>> begin

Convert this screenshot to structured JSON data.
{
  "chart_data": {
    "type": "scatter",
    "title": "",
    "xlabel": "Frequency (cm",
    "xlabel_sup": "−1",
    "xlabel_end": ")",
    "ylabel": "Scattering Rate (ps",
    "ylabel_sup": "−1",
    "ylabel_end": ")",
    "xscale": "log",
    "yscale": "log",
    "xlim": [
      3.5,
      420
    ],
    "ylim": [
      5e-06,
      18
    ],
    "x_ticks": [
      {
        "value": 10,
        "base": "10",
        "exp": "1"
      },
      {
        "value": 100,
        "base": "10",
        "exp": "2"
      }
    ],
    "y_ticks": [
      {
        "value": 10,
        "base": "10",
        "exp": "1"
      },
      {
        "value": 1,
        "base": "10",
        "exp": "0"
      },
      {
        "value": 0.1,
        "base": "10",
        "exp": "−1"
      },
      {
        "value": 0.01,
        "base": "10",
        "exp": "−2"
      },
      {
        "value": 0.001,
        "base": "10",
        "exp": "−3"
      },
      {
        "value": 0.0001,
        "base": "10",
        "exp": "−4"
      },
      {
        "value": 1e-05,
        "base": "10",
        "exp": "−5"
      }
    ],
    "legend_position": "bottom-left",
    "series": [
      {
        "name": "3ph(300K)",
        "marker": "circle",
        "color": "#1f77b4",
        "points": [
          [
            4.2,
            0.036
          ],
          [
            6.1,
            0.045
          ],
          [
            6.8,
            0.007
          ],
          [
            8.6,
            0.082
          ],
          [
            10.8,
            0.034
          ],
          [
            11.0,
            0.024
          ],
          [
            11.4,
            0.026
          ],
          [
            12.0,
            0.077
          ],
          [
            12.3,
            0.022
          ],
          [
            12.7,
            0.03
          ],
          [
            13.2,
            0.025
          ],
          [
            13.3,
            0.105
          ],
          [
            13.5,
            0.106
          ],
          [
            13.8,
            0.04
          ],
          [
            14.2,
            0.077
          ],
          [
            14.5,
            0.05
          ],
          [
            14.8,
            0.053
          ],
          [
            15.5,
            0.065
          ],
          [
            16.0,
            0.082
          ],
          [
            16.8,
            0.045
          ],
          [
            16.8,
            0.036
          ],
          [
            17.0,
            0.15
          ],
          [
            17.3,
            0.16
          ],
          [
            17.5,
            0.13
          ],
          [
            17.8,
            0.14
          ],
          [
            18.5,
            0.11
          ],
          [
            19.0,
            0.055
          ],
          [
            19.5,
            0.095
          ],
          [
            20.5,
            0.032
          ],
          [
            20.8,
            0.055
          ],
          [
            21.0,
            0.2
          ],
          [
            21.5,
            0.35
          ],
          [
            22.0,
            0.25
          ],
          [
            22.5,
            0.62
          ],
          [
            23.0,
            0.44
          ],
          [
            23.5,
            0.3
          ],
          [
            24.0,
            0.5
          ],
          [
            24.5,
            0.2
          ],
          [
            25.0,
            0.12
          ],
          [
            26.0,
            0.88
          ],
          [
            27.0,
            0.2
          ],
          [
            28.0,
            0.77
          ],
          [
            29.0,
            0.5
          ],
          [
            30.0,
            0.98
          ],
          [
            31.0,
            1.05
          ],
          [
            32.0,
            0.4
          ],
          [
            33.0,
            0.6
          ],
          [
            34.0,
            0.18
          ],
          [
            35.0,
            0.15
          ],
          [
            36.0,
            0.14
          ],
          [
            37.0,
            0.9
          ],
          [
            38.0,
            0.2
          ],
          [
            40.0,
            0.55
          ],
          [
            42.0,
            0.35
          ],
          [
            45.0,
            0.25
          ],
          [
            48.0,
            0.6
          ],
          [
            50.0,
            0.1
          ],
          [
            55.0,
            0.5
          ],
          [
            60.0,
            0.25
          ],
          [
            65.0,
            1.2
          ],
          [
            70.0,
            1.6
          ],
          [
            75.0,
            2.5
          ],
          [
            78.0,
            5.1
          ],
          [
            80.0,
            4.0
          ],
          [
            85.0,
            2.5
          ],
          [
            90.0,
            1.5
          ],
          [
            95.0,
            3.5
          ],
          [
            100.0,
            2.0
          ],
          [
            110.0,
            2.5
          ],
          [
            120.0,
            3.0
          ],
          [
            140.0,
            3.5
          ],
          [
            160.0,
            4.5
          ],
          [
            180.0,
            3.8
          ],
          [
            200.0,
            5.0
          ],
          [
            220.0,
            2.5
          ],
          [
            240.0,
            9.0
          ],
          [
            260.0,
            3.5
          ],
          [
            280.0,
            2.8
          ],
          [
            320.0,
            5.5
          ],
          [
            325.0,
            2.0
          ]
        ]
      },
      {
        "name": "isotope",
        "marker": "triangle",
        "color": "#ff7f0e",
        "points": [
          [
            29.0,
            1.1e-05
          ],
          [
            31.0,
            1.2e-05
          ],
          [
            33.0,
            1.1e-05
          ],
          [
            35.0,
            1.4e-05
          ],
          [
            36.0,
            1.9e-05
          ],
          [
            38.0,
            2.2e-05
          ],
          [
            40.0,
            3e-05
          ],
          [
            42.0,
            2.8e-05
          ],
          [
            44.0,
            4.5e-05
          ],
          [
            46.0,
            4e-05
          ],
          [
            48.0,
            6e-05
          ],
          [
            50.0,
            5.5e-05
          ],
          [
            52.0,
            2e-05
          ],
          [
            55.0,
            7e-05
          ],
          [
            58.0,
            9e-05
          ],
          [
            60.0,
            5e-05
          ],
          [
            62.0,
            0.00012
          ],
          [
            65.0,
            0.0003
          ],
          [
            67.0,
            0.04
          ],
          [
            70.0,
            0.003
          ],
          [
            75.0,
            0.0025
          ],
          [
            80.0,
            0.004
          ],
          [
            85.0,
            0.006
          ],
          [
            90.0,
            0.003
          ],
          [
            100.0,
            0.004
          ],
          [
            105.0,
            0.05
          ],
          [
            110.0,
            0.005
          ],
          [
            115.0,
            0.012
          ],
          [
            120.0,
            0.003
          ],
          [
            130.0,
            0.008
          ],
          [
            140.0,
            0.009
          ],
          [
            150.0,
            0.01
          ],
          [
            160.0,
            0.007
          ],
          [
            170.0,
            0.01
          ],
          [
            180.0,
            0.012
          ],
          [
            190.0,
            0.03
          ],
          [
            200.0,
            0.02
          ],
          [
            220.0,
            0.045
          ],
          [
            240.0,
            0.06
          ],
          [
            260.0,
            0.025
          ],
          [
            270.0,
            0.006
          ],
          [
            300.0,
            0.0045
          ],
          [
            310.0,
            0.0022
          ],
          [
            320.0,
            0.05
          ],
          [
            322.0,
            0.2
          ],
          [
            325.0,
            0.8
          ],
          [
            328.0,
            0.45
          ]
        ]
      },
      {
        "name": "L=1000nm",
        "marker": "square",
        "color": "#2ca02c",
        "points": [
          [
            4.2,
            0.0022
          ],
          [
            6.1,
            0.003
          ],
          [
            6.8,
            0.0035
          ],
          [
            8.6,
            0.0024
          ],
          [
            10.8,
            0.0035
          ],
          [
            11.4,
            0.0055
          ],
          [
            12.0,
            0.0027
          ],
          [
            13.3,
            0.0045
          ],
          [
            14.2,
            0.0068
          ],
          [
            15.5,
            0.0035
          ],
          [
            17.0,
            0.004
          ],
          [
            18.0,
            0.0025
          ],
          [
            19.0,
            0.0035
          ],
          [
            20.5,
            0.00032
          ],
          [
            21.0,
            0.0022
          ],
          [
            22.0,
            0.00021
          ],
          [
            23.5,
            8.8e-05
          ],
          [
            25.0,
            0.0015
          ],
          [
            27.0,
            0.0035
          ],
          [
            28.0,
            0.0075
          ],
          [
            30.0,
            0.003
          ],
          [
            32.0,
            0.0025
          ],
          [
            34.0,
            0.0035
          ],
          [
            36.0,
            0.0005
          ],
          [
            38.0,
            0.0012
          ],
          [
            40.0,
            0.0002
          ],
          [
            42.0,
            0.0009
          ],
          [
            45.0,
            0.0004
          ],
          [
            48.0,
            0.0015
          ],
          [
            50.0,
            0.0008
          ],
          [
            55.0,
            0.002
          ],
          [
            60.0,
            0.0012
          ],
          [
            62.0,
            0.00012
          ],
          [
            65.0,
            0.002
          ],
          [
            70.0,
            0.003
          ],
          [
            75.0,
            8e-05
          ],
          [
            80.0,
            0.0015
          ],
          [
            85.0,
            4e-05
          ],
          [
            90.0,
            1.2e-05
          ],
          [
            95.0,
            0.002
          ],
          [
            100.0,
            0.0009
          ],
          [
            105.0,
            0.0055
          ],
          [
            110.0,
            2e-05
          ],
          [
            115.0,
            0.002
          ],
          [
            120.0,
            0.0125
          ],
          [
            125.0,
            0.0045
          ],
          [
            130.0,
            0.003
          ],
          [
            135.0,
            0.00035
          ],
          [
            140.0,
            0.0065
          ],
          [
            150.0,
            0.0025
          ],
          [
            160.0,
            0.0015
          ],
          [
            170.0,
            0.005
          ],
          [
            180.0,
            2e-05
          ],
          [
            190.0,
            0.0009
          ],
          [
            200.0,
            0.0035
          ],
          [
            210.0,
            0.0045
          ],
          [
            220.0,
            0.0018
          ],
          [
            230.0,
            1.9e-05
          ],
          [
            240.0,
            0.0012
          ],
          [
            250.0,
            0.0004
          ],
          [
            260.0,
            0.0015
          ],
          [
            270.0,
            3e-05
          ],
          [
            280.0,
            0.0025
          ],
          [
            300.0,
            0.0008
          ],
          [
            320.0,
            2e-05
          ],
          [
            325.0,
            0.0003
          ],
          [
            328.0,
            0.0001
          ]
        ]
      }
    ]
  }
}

>> end
>> begin

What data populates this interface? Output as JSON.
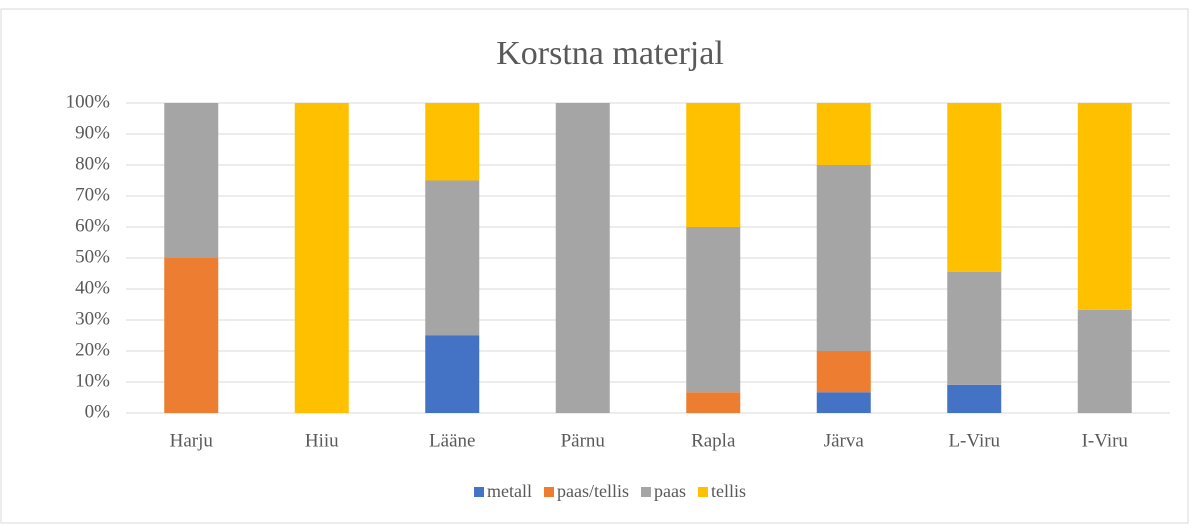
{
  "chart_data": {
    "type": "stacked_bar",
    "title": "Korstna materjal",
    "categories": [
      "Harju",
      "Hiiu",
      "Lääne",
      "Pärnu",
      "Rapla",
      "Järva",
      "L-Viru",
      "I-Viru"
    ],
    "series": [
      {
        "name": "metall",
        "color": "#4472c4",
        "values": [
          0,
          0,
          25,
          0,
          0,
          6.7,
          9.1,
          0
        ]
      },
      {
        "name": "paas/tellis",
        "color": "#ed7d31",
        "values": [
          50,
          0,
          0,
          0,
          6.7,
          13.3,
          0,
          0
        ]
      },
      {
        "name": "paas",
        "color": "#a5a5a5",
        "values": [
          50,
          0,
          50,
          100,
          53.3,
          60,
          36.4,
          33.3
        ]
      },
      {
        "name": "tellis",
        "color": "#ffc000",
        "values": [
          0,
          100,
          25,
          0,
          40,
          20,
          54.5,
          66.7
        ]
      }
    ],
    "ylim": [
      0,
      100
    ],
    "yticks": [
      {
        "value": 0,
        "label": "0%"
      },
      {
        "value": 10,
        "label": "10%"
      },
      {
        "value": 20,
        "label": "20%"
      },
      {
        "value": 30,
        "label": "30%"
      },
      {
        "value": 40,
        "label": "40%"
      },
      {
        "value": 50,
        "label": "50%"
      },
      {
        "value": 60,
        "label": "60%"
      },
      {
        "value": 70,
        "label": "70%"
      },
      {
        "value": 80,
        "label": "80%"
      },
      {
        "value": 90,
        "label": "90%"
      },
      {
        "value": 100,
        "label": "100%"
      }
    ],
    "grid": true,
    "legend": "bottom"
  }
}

>> end
>> begin

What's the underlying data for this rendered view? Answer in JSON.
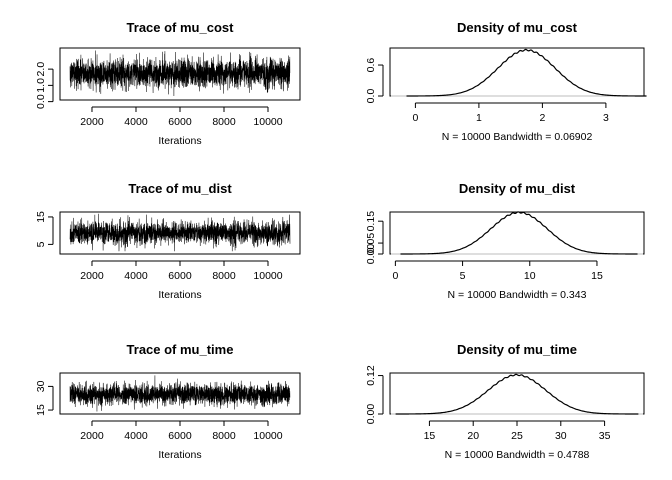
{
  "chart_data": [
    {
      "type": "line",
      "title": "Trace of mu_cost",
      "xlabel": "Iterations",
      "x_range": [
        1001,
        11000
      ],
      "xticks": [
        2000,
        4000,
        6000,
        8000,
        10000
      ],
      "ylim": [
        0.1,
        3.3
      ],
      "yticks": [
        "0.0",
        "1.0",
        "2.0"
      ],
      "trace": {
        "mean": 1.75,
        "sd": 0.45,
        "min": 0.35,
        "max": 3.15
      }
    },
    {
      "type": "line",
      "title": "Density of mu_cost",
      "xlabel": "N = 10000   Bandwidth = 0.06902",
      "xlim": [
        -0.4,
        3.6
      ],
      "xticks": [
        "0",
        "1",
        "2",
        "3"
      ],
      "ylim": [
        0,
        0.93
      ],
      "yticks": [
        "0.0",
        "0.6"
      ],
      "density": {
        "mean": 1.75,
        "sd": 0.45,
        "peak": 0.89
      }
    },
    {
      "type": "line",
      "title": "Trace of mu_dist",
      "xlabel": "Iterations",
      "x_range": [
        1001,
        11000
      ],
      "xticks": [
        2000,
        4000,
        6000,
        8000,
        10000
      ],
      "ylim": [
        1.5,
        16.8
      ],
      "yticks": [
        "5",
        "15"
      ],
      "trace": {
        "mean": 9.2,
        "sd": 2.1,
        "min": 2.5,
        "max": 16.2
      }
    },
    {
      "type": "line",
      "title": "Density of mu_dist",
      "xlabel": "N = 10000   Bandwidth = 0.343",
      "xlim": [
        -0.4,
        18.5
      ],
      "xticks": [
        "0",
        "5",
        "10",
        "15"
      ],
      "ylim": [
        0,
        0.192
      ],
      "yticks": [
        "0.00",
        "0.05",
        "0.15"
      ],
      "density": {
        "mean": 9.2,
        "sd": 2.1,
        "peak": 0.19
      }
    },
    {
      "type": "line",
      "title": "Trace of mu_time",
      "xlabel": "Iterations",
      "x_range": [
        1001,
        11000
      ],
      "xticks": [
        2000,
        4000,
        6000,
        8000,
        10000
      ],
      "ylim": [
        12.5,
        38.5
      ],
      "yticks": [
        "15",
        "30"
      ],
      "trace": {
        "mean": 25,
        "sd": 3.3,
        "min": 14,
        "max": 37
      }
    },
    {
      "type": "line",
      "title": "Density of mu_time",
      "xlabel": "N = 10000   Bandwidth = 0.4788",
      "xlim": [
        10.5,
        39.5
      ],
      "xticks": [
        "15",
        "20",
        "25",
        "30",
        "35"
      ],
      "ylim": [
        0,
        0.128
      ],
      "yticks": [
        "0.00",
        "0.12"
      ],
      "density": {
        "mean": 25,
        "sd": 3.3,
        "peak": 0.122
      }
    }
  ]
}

>> end

__WHAT IS REQUIRED__: From the data above, pick out each line containing "JSON" and copy it.

__ANSWER TO THIS TASK__:
Convert this screenshot to structured JSON data.
What data populates this interface? Output as JSON.
What's the underlying data for this rendered view? Answer in JSON.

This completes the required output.